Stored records
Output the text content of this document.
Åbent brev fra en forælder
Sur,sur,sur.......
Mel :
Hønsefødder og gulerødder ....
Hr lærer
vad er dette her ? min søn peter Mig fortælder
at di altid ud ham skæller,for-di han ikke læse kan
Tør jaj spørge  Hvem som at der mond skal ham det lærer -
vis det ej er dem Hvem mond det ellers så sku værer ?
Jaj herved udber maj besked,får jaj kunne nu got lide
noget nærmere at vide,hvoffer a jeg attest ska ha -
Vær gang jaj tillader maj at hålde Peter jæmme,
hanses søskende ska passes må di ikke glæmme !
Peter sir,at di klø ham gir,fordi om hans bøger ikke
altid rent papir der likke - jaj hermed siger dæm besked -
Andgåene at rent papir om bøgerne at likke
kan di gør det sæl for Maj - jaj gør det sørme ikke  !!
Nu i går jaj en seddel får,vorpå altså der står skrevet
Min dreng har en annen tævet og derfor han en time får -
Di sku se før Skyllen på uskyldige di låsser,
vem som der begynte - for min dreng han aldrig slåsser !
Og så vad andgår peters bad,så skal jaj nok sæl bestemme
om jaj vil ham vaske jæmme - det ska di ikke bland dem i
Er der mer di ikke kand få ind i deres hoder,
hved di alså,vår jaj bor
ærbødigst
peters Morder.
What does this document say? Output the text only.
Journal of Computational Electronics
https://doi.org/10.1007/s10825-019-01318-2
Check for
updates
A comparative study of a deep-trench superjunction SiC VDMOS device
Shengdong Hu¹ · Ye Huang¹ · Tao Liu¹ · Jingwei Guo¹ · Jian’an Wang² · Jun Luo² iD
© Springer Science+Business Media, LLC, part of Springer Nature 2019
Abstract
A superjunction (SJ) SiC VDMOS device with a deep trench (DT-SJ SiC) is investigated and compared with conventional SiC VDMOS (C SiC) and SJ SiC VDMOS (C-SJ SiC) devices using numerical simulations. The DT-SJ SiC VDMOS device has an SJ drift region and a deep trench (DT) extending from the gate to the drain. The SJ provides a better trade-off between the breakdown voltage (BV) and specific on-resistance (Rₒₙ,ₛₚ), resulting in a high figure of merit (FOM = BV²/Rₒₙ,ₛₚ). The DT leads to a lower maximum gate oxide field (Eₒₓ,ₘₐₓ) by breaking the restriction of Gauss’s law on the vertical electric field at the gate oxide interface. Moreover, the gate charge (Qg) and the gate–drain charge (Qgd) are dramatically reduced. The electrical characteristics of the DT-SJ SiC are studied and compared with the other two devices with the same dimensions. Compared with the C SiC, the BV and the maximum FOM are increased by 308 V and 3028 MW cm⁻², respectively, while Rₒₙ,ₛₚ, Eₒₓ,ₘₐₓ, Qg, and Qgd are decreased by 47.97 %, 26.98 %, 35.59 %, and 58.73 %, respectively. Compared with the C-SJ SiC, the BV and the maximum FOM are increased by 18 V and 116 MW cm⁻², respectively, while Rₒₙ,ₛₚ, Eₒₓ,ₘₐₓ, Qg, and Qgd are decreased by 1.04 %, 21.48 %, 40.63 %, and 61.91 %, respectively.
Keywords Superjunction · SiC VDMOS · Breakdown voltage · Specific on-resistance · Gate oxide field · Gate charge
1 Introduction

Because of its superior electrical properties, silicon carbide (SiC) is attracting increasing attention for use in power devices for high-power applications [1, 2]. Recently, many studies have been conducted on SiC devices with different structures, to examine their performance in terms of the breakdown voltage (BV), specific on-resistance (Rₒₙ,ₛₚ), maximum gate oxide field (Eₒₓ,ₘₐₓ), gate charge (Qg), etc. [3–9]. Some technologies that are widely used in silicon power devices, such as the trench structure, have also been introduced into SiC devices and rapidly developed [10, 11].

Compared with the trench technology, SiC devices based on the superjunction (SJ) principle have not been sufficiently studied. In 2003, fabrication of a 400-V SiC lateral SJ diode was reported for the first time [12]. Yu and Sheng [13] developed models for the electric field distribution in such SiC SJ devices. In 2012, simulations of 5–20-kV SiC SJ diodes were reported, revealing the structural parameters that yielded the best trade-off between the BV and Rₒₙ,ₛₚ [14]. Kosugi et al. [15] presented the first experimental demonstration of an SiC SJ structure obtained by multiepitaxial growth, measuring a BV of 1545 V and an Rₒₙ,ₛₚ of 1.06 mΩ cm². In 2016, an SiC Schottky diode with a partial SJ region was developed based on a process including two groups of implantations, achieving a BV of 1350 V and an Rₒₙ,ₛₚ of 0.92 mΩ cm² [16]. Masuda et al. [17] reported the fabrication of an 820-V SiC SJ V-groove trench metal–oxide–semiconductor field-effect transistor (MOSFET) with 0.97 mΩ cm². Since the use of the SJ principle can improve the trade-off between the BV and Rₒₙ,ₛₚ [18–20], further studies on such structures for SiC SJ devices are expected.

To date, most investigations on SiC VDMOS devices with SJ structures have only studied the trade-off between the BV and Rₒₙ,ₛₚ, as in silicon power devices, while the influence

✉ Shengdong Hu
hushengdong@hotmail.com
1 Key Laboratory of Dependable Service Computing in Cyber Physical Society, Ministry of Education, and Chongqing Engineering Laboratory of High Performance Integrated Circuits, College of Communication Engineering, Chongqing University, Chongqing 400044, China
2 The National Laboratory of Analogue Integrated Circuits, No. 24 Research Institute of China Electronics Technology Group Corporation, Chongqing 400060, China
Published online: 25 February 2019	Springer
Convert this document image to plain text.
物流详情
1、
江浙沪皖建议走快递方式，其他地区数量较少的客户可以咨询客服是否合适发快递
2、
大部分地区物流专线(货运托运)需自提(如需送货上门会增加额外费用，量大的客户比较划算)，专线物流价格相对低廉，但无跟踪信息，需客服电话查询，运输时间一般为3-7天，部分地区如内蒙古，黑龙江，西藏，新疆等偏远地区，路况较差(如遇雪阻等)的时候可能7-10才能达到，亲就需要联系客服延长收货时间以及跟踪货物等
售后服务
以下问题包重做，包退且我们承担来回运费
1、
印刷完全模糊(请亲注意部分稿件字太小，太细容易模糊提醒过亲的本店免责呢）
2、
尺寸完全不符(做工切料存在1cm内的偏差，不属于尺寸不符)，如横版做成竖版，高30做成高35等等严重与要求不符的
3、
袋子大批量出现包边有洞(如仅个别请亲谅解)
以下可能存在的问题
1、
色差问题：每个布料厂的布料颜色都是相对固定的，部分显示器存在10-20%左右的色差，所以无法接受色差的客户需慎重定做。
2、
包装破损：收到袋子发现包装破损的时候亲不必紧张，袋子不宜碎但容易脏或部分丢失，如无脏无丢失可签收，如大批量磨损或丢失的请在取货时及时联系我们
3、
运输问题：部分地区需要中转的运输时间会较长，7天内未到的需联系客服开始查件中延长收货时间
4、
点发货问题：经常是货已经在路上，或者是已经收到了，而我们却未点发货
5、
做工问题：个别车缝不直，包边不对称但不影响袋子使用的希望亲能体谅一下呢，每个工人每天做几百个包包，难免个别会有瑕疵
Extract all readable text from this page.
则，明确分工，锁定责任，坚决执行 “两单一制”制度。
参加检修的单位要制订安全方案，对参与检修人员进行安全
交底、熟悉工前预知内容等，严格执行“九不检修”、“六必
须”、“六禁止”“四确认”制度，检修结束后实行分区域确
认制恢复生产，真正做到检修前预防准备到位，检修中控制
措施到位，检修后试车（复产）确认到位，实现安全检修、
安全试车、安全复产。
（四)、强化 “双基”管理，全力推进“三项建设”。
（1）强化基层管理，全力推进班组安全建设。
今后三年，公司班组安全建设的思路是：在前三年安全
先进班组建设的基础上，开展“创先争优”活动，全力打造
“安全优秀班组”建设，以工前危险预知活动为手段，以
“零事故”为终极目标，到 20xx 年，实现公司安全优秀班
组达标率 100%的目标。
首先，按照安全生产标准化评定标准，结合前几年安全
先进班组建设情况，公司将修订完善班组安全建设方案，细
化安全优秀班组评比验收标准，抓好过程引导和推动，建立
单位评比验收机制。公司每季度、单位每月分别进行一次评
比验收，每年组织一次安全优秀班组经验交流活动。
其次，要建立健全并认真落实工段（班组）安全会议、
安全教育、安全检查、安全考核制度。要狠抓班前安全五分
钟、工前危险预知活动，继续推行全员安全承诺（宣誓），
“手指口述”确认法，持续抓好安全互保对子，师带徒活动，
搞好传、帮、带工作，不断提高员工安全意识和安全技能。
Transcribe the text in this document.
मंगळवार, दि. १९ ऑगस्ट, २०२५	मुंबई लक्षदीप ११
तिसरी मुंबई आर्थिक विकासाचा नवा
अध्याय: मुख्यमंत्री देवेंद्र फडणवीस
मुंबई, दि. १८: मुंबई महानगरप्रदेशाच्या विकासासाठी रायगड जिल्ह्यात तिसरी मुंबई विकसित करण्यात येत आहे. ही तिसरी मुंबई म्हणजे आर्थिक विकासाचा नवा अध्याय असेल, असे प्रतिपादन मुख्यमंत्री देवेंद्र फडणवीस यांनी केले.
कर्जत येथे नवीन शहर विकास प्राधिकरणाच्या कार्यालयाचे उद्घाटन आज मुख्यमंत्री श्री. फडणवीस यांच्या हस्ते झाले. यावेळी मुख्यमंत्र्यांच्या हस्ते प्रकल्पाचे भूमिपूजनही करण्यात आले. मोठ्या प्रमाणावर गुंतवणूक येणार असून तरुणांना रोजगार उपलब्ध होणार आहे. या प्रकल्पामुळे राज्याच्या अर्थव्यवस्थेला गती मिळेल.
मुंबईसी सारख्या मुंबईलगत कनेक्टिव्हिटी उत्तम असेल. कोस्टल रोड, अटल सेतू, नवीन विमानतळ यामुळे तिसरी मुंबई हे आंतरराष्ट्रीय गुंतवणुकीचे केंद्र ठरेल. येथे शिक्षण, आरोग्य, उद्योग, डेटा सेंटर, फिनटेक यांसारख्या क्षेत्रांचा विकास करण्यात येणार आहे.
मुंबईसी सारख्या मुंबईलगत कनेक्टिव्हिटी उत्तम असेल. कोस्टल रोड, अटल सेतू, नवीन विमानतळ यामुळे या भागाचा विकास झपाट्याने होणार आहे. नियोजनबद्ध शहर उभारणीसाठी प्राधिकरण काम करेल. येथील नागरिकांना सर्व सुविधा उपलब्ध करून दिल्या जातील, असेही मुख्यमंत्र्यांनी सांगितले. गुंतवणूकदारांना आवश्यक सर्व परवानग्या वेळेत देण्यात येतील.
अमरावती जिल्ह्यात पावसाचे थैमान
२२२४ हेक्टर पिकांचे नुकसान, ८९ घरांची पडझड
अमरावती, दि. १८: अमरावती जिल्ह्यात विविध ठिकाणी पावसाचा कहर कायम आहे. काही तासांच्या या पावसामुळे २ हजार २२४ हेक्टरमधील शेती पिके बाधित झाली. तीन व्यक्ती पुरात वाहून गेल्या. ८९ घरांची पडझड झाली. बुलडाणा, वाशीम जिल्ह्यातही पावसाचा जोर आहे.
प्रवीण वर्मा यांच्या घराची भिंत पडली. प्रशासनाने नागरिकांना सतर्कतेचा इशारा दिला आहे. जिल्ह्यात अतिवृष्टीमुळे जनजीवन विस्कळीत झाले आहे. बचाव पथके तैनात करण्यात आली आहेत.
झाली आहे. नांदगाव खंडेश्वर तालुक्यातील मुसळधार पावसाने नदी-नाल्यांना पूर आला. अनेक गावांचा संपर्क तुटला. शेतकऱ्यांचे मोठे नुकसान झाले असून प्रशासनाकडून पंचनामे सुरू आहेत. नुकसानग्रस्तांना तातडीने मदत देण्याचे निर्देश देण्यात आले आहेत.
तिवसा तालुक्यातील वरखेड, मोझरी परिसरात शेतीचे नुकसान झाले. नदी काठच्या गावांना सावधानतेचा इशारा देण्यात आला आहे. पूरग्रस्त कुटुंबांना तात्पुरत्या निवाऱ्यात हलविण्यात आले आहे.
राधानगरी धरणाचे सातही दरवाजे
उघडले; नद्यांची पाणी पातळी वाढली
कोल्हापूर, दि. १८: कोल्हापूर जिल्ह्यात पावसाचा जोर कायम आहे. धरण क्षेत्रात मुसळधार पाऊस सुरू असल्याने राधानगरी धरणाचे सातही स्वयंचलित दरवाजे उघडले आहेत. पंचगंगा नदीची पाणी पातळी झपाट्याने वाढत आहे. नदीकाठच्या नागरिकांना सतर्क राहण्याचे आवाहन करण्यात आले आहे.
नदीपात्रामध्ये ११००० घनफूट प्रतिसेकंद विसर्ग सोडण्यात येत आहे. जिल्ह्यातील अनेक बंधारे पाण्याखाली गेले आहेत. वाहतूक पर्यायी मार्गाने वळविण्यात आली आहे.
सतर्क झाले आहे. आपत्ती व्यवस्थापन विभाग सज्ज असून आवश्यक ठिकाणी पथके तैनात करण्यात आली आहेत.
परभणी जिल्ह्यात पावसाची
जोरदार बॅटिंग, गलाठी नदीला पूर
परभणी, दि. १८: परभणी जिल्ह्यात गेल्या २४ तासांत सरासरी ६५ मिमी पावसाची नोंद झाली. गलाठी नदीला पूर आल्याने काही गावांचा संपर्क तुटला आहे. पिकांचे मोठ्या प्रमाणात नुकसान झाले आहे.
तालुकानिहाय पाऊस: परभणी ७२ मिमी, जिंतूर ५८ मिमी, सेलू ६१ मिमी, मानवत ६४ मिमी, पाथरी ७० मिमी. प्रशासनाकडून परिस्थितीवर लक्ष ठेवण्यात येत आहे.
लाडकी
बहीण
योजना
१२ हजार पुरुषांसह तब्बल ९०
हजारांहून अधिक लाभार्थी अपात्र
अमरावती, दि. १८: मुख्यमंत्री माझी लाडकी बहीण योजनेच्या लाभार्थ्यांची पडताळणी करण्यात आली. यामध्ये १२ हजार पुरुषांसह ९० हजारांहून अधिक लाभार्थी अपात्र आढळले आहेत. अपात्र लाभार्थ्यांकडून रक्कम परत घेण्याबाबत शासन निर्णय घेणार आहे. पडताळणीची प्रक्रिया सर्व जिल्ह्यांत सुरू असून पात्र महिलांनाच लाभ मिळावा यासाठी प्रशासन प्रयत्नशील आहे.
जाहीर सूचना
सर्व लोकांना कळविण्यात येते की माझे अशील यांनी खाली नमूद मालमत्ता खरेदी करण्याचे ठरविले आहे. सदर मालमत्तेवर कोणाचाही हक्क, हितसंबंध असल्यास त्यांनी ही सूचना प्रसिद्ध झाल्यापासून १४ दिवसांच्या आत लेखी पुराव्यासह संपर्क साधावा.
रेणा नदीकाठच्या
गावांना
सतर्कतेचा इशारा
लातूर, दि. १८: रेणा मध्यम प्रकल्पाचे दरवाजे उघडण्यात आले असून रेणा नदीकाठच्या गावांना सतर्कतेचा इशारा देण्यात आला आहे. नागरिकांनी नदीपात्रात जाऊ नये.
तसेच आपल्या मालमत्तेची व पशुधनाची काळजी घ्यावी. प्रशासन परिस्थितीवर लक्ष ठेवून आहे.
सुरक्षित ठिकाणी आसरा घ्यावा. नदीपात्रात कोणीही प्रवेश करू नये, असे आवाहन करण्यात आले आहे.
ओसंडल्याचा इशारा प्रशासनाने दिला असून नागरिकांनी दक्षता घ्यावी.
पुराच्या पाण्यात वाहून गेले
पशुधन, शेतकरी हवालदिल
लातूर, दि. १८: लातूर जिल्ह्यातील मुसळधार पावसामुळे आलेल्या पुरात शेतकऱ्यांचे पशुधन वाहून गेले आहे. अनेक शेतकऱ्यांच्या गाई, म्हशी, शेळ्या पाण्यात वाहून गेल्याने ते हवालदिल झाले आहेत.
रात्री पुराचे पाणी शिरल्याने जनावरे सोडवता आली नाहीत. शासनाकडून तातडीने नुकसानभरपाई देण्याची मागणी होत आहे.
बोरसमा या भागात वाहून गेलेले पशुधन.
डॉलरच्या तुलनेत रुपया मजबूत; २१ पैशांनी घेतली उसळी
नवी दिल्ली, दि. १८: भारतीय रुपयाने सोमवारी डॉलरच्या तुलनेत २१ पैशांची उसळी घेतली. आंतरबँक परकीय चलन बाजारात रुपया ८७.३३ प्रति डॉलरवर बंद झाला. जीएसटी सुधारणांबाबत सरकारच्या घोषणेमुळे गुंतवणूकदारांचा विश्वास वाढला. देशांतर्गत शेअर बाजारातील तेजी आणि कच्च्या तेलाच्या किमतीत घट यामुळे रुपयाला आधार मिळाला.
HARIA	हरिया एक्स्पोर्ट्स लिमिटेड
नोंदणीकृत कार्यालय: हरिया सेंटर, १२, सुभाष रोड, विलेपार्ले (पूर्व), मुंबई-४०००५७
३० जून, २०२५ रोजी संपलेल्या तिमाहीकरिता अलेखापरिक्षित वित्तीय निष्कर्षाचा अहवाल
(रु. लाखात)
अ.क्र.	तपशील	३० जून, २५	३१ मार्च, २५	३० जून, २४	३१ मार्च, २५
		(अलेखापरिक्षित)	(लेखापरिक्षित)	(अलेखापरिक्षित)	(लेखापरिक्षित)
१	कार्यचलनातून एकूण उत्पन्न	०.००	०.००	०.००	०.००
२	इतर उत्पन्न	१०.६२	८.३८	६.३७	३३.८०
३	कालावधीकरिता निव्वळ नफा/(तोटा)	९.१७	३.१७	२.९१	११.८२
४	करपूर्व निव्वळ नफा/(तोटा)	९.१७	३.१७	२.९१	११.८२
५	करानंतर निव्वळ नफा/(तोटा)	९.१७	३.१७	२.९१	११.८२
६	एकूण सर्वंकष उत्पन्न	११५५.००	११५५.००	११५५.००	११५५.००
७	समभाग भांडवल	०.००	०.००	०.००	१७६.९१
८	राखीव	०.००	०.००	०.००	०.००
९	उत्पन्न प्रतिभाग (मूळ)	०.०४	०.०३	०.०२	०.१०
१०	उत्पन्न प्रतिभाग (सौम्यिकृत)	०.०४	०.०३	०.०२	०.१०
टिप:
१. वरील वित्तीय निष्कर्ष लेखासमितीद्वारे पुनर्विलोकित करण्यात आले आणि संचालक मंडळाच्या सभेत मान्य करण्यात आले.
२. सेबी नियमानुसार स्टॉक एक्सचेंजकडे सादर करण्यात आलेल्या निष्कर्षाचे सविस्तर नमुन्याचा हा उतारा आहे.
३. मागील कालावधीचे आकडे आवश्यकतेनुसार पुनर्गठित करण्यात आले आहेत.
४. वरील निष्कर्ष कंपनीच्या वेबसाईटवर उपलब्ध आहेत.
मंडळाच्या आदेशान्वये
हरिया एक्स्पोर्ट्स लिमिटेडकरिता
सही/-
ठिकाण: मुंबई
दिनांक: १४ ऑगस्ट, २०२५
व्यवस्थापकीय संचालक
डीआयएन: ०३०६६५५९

→ AIM
Where a line holds the string "Electronics", copy that line.

→ SOLUTION TO THIS TASK
Journal of Computational Electronics
2 The National Laboratory of Analogue Integrated Circuits, No. 24 Research Institute of China Electronics Technology Group Corporation, Chongqing 400060, China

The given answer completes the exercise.